** START OF Dataset content **

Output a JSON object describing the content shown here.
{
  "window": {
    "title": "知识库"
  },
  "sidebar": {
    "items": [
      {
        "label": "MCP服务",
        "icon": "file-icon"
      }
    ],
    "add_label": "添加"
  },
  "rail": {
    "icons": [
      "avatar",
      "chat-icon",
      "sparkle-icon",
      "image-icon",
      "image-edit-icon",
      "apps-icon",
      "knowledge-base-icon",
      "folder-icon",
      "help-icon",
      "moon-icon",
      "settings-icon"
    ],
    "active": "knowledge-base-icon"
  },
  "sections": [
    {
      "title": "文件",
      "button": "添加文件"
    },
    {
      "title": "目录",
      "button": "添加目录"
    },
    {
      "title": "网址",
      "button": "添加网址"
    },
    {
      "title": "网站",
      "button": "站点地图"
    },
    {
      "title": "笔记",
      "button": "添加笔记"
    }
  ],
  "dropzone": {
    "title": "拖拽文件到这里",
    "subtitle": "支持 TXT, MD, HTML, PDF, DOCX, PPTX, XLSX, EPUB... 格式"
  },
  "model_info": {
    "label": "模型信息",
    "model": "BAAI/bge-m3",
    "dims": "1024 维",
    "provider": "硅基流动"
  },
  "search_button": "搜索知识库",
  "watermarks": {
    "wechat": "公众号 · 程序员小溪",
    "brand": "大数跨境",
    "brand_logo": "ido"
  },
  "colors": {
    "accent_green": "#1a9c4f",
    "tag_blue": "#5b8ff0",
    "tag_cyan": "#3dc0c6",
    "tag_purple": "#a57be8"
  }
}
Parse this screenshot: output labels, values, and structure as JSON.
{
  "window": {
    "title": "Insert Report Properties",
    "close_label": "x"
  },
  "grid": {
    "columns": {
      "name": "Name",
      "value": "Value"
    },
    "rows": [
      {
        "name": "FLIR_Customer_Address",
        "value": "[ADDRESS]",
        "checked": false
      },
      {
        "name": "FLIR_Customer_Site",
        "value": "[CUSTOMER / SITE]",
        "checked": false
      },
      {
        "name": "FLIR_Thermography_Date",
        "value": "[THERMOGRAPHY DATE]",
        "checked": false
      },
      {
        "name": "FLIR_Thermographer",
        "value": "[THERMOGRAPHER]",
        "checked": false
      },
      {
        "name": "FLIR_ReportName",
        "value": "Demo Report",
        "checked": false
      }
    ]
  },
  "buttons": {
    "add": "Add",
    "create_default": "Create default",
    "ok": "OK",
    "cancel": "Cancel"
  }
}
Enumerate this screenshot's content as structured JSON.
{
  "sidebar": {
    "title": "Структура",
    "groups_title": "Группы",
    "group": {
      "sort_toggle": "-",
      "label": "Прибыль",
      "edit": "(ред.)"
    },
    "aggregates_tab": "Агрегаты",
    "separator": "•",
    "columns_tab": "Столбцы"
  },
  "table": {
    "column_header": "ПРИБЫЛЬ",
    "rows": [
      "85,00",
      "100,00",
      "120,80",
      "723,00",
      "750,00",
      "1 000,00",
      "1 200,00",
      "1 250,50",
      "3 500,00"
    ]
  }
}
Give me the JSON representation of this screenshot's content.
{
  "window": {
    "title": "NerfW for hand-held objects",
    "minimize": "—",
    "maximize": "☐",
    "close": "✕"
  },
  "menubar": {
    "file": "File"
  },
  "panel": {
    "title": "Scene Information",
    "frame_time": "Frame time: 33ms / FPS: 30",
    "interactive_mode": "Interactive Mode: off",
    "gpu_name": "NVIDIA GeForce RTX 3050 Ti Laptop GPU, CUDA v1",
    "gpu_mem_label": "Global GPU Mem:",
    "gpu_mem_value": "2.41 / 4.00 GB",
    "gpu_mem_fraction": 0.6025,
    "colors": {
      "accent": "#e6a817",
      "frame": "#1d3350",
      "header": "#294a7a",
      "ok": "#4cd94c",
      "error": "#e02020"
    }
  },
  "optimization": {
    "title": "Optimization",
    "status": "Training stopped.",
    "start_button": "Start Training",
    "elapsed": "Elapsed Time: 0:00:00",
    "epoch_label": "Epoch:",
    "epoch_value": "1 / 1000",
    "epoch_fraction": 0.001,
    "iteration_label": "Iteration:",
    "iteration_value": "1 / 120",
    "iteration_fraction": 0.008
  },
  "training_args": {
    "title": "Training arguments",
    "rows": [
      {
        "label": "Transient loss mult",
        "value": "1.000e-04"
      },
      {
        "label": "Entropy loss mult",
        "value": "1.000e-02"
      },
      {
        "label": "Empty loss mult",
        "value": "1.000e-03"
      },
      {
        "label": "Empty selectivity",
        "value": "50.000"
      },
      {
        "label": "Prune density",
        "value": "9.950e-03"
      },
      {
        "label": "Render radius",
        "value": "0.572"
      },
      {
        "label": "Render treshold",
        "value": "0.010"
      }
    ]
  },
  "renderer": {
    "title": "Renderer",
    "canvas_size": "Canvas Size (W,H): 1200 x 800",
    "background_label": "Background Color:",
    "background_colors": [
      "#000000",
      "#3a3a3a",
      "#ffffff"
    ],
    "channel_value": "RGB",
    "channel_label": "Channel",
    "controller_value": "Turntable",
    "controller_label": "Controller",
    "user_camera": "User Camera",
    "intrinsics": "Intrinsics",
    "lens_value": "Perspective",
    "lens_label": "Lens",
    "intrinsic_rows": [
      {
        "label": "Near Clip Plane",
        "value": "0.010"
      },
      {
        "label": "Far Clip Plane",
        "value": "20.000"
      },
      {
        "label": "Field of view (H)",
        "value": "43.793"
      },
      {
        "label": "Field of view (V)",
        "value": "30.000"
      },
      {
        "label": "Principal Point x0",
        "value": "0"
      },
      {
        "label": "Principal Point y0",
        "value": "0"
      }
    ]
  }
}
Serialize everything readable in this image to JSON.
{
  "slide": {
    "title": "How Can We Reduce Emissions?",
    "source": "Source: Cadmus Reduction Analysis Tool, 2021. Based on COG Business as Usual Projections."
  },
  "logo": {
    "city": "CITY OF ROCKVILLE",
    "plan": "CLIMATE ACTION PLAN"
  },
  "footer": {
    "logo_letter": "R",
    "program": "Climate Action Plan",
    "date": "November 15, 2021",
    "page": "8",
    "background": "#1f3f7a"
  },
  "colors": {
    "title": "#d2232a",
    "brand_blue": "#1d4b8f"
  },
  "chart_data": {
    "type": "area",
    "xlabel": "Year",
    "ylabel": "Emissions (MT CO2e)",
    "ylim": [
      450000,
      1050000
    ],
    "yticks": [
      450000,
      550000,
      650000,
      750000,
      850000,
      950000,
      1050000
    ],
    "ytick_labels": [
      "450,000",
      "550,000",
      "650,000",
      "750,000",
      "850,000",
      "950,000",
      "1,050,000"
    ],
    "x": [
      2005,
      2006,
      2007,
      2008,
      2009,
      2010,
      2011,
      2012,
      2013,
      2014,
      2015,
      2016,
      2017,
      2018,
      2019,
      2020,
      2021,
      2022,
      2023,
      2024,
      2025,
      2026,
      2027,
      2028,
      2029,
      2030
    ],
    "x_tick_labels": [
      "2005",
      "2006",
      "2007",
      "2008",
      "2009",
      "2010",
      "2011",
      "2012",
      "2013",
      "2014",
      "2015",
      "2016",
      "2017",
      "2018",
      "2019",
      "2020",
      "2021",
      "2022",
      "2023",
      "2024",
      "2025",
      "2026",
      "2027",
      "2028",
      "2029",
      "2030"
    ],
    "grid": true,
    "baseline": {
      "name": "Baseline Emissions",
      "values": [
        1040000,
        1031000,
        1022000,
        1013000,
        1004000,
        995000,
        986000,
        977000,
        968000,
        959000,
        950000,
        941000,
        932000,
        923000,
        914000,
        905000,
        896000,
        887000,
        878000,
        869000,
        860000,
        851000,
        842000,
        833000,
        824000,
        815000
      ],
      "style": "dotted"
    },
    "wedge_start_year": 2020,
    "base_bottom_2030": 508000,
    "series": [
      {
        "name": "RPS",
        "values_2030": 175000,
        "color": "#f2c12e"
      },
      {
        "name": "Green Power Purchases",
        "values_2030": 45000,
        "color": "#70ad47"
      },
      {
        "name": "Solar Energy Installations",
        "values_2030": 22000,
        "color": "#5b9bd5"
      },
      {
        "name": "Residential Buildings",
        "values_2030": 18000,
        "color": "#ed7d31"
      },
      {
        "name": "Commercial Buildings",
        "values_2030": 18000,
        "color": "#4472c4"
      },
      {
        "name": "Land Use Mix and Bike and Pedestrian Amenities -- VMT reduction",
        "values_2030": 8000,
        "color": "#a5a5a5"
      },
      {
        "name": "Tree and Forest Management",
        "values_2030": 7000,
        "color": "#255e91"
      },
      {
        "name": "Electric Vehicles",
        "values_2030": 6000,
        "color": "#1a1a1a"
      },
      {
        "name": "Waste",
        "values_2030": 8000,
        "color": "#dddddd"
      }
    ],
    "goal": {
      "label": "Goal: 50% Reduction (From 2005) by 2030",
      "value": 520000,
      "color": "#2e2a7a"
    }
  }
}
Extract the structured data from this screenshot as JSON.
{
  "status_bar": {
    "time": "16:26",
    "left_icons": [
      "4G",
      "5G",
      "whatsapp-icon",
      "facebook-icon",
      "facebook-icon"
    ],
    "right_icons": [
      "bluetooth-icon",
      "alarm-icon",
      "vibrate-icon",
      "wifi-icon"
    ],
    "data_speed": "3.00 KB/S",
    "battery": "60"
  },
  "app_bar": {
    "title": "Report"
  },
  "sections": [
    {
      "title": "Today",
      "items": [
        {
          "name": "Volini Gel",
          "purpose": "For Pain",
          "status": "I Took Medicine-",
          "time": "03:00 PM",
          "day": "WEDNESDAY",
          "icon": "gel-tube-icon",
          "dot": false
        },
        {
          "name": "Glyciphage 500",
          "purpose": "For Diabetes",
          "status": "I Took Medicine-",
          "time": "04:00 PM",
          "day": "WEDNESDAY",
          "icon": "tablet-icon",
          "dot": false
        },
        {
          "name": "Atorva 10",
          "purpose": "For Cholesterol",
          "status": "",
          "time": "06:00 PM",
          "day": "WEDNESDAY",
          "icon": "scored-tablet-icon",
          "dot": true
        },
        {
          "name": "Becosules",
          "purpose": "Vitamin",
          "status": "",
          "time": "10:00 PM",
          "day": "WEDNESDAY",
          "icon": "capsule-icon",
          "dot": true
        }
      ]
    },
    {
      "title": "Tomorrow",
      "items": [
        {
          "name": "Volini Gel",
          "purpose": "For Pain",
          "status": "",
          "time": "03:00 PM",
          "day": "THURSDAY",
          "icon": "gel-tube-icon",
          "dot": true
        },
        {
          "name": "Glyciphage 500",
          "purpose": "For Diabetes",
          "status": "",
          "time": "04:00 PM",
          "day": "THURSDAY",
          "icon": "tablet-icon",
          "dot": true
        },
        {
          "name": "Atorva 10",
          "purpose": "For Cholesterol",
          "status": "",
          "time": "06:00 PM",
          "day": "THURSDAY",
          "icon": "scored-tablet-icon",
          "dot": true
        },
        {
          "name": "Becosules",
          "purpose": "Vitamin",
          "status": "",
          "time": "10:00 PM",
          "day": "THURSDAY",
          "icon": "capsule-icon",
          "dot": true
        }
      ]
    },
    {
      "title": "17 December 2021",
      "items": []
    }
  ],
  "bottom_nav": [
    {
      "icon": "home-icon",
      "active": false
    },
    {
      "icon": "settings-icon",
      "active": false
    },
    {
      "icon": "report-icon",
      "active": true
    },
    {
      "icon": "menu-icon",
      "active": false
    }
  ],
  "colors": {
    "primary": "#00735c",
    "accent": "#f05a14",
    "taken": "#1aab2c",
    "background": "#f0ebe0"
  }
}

** END OF Dataset content **

Going through the data above, count the lines where the string "structured" appears, and answer with only that number.

▸ **Task solution**
2